TASK GOAL:
Copy out the entries in full and with complete accuracy; pictures are excluded.

□ □ □ □ □

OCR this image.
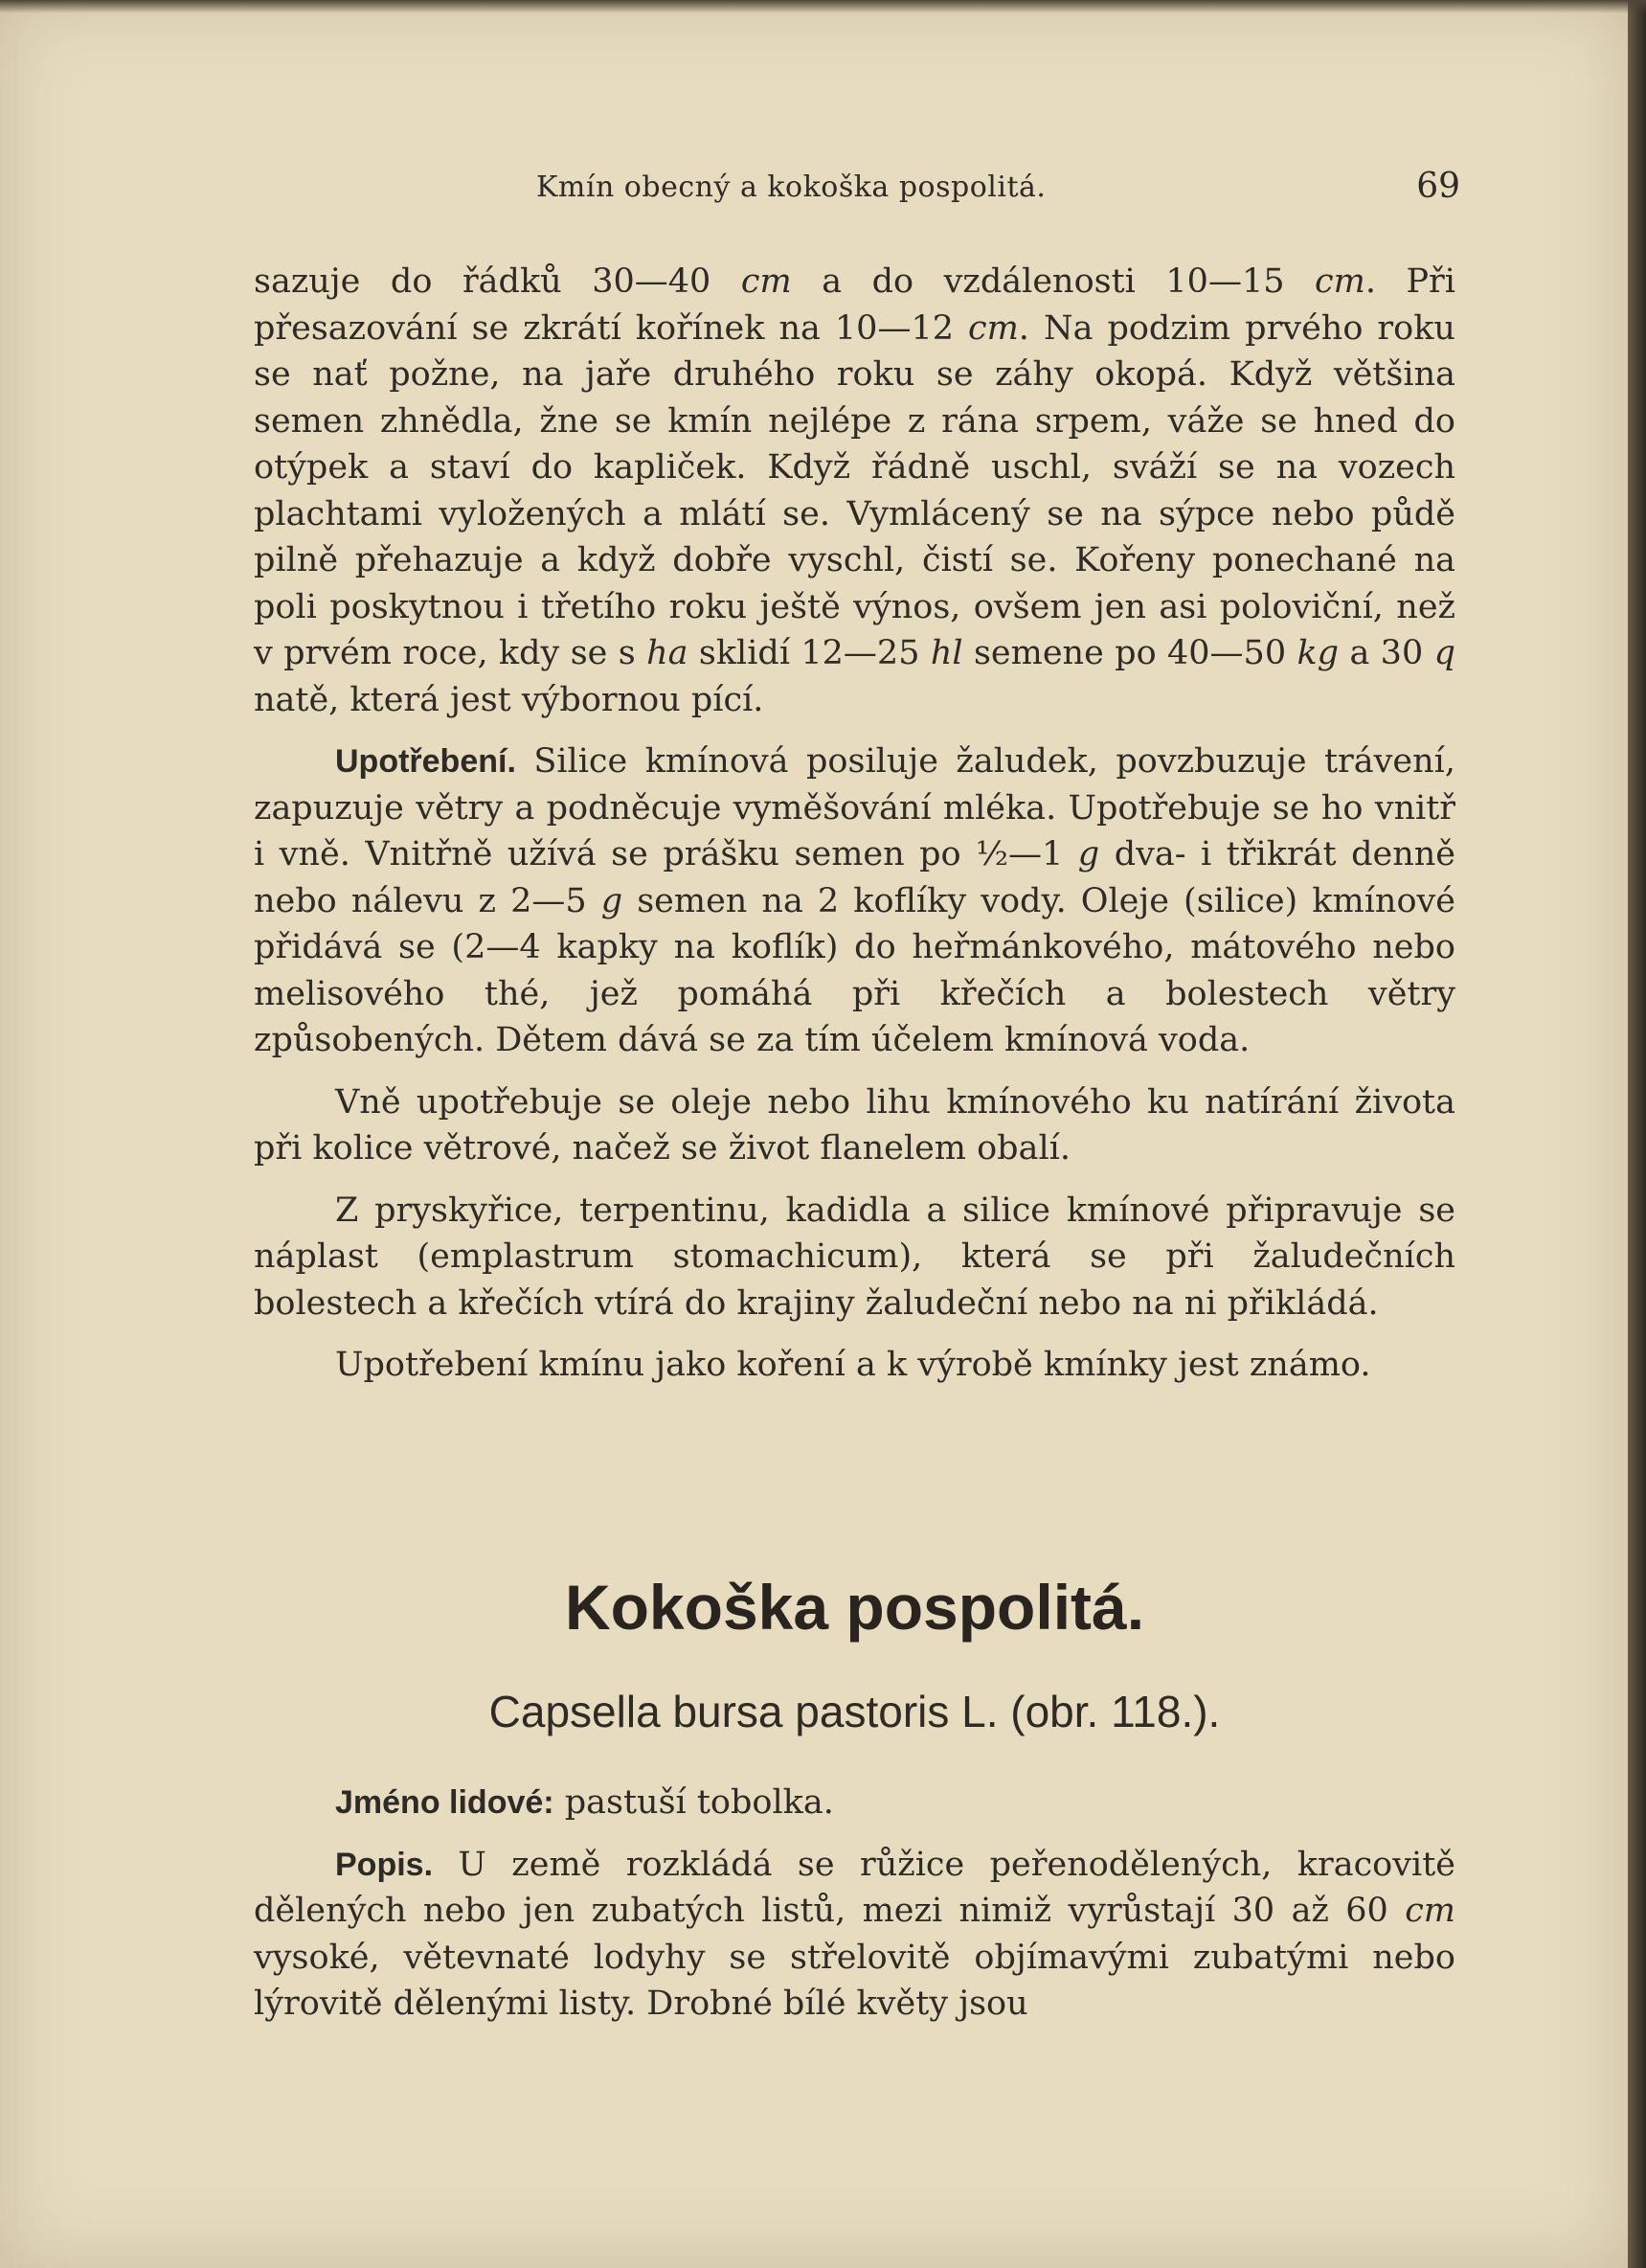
Kmín obecný a kokoška pospolitá.	69

sazuje do řádků 30—40 cm a do vzdálenosti 10—15 cm. Při přesazování se zkrátí kořínek na 10—12 cm. Na podzim prvého roku se nať požne, na jaře druhého roku se záhy okopá. Když většina semen zhnědla, žne se kmín nejlépe z rána srpem, váže se hned do otýpek a staví do kapliček. Když řádně uschl, sváží se na vozech plachtami vyložených a mlátí se. Vymlácený se na sýpce nebo půdě pilně přehazuje a když dobře vyschl, čistí se. Kořeny ponechané na poli poskytnou i třetího roku ještě výnos, ovšem jen asi poloviční, než v prvém roce, kdy se s ha sklidí 12—25 hl semene po 40—50 kg a 30 q natě, která jest výbornou pící.

Upotřebení. Silice kmínová posiluje žaludek, povzbuzuje trávení, zapuzuje větry a podněcuje vyměšování mléka. Upotřebuje se ho vnitř i vně. Vnitřně užívá se prášku semen po ½—1 g dva- i třikrát denně nebo nálevu z 2—5 g semen na 2 koflíky vody. Oleje (silice) kmínové přidává se (2—4 kapky na koflík) do heřmánkového, mátového nebo melisového thé, jež pomáhá při křečích a bolestech větry způsobených. Dětem dává se za tím účelem kmínová voda.

Vně upotřebuje se oleje nebo lihu kmínového ku natírání života při kolice větrové, načež se život flanelem obalí.

Z pryskyřice, terpentinu, kadidla a silice kmínové připravuje se náplast (emplastrum stomachicum), která se při žaludečních bolestech a křečích vtírá do krajiny žaludeční nebo na ni přikládá.

Upotřebení kmínu jako koření a k výrobě kmínky jest známo.

Kokoška pospolitá.
Capsella bursa pastoris L. (obr. 118.).

Jméno lidové: pastuší tobolka.

Popis. U země rozkládá se růžice peřenodělených, kracovitě dělených nebo jen zubatých listů, mezi nimiž vyrůstají 30 až 60 cm vysoké, větevnaté lodyhy se střelovitě objímavými zubatými nebo lýrovitě dělenými listy. Drobné bílé květy jsou
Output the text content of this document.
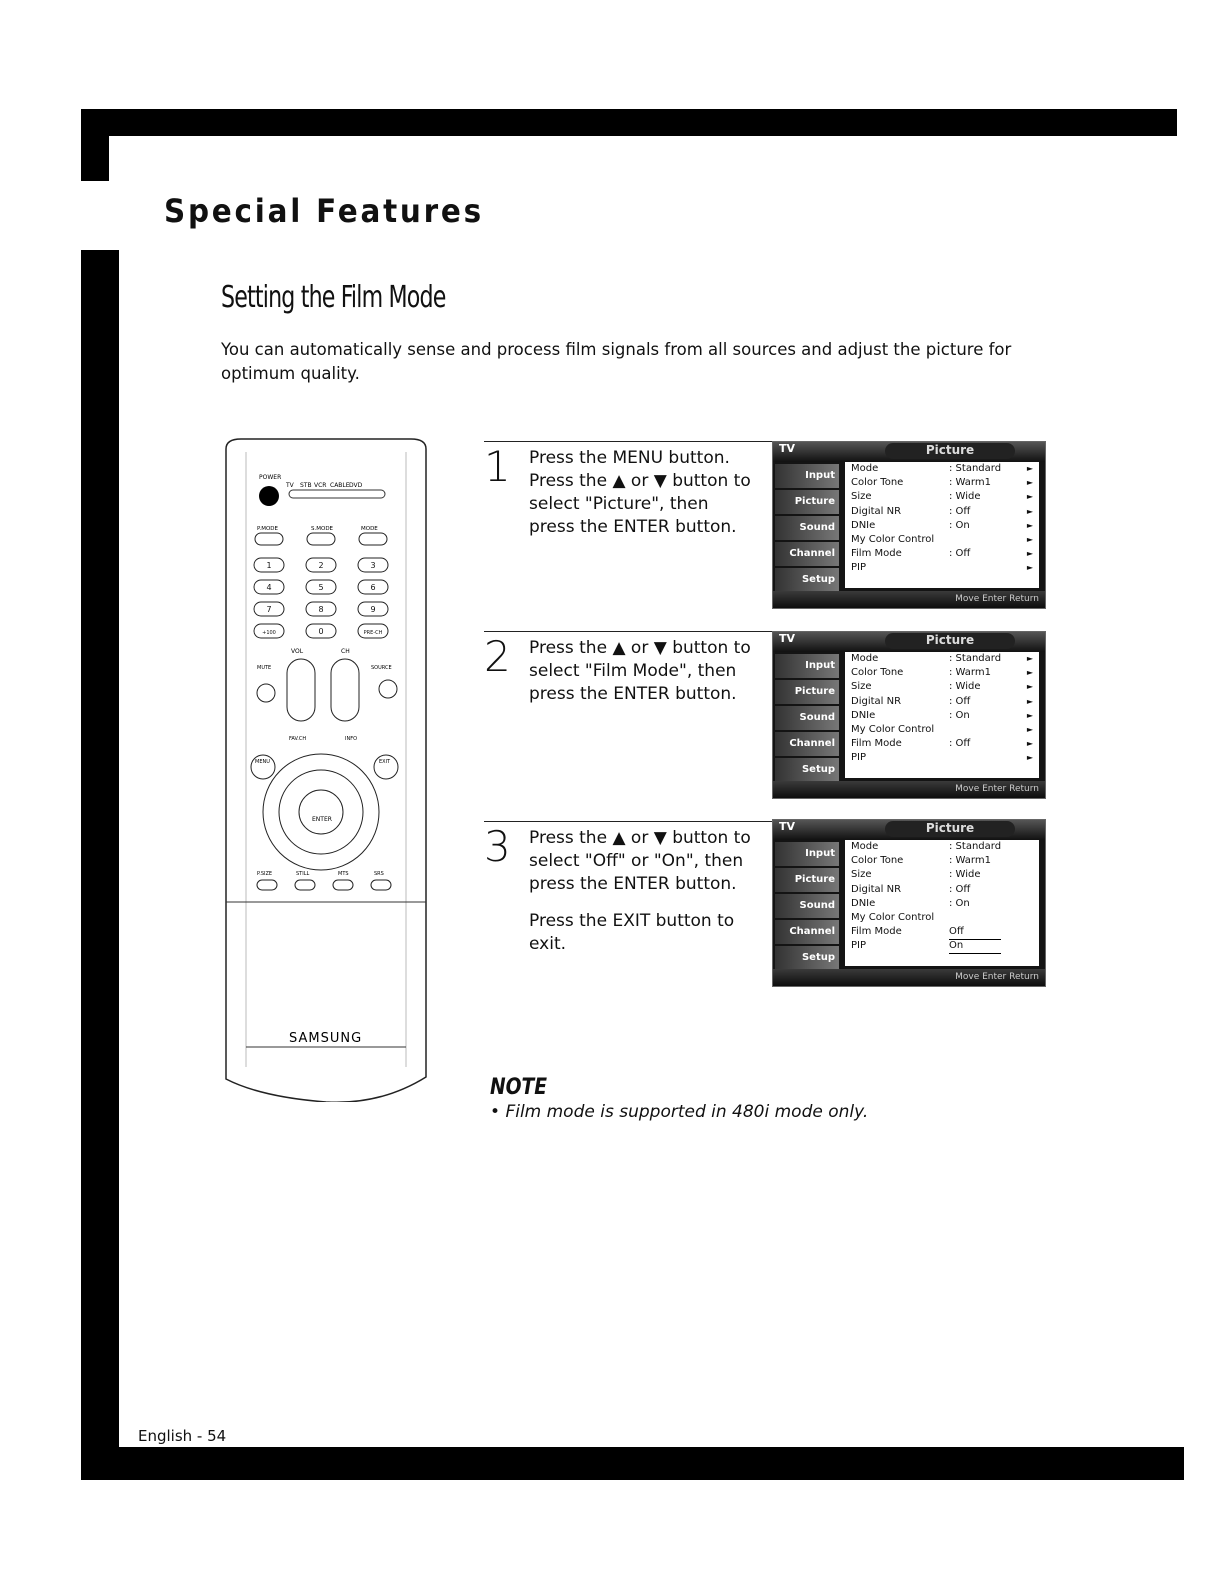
Special Features
Setting the Film Mode
You can automatically sense and process film signals from all sources and adjust the picture for optimum quality.
POWER
TV STB VCR CABLE DVD
P.MODE	S.MODE	MODE
1	2	3
4	5	6
7	8	9
+100	0	PRE-CH
VOL	CH
MUTE	SOURCE
FAV.CH	INFO
MENU	EXIT
ENTER
P.SIZE	STILL	MTS	SRS
SAMSUNG
1 Press the MENU button. Press the ▲ or ▼ button to select "Picture", then press the ENTER button.

2 Press the ▲ or ▼ button to select "Film Mode", then press the ENTER button.

3 Press the ▲ or ▼ button to select "Off" or "On", then press the ENTER button.

Press the EXIT button to exit.

TV	Picture
Input
Picture
Sound
Channel
Setup
Mode	: Standard	►
Color Tone	: Warm1	►
Size	: Wide	►
Digital NR	: Off	►
DNIe	: On	►
My Color Control	►
Film Mode	: Off	►
PIP	►
Move Enter Return
TV	Picture
Input
Picture
Sound
Channel
Setup
Mode	: Standard	►
Color Tone	: Warm1	►
Size	: Wide	►
Digital NR	: Off	►
DNIe	: On	►
My Color Control	►
Film Mode	: Off	►
PIP	►
Move Enter Return
TV	Picture
Input
Picture
Sound
Channel
Setup
Mode	: Standard
Color Tone	: Warm1
Size	: Wide
Digital NR	: Off
DNIe	: On
My Color Control
Film Mode	Off
PIP	On
Move Enter Return
NOTE
• Film mode is supported in 480i mode only.
English - 54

□ □ □ □ □

CORRECT RESULT:
OCR this image.
Kmín obecný a kokoška pospolitá.	69

sazuje do řádků 30—40 cm a do vzdálenosti 10—15 cm. Při přesazování se zkrátí kořínek na 10—12 cm. Na podzim prvého roku se nať požne, na jaře druhého roku se záhy okopá. Když většina semen zhnědla, žne se kmín nejlépe z rána srpem, váže se hned do otýpek a staví do kapliček. Když řádně uschl, sváží se na vozech plachtami vyložených a mlátí se. Vymlácený se na sýpce nebo půdě pilně přehazuje a když dobře vyschl, čistí se. Kořeny ponechané na poli poskytnou i třetího roku ještě výnos, ovšem jen asi poloviční, než v prvém roce, kdy se s ha sklidí 12—25 hl semene po 40—50 kg a 30 q natě, která jest výbornou pící.

Upotřebení. Silice kmínová posiluje žaludek, povzbuzuje trávení, zapuzuje větry a podněcuje vyměšování mléka. Upotřebuje se ho vnitř i vně. Vnitřně užívá se prášku semen po ½—1 g dva- i třikrát denně nebo nálevu z 2—5 g semen na 2 koflíky vody. Oleje (silice) kmínové přidává se (2—4 kapky na koflík) do heřmánkového, mátového nebo melisového thé, jež pomáhá při křečích a bolestech větry způsobených. Dětem dává se za tím účelem kmínová voda.

Vně upotřebuje se oleje nebo lihu kmínového ku natírání života při kolice větrové, načež se život flanelem obalí.

Z pryskyřice, terpentinu, kadidla a silice kmínové připravuje se náplast (emplastrum stomachicum), která se při žaludečních bolestech a křečích vtírá do krajiny žaludeční nebo na ni přikládá.

Upotřebení kmínu jako koření a k výrobě kmínky jest známo.

Kokoška pospolitá.
Capsella bursa pastoris L. (obr. 118.).

Jméno lidové: pastuší tobolka.

Popis. U země rozkládá se růžice peřenodělených, kracovitě dělených nebo jen zubatých listů, mezi nimiž vyrůstají 30 až 60 cm vysoké, větevnaté lodyhy se střelovitě objímavými zubatými nebo lýrovitě dělenými listy. Drobné bílé květy jsou
Output the text content of this document.
Special Features
Setting the Film Mode
You can automatically sense and process film signals from all sources and adjust the picture for optimum quality.
POWER
TV STB VCR CABLE DVD
P.MODE	S.MODE	MODE
1	2	3
4	5	6
7	8	9
+100	0	PRE-CH
VOL	CH
MUTE	SOURCE
FAV.CH	INFO
MENU	EXIT
ENTER
P.SIZE	STILL	MTS	SRS
SAMSUNG
1 Press the MENU button. Press the ▲ or ▼ button to select "Picture", then press the ENTER button.

2 Press the ▲ or ▼ button to select "Film Mode", then press the ENTER button.

3 Press the ▲ or ▼ button to select "Off" or "On", then press the ENTER button.

Press the EXIT button to exit.

TV	Picture
Input
Picture
Sound
Channel
Setup
Mode	: Standard	►
Color Tone	: Warm1	►
Size	: Wide	►
Digital NR	: Off	►
DNIe	: On	►
My Color Control	►
Film Mode	: Off	►
PIP	►
Move Enter Return
TV	Picture
Input
Picture
Sound
Channel
Setup
Mode	: Standard	►
Color Tone	: Warm1	►
Size	: Wide	►
Digital NR	: Off	►
DNIe	: On	►
My Color Control	►
Film Mode	: Off	►
PIP	►
Move Enter Return
TV	Picture
Input
Picture
Sound
Channel
Setup
Mode	: Standard
Color Tone	: Warm1
Size	: Wide
Digital NR	: Off
DNIe	: On
My Color Control
Film Mode	Off
PIP	On
Move Enter Return
NOTE
• Film mode is supported in 480i mode only.
English - 54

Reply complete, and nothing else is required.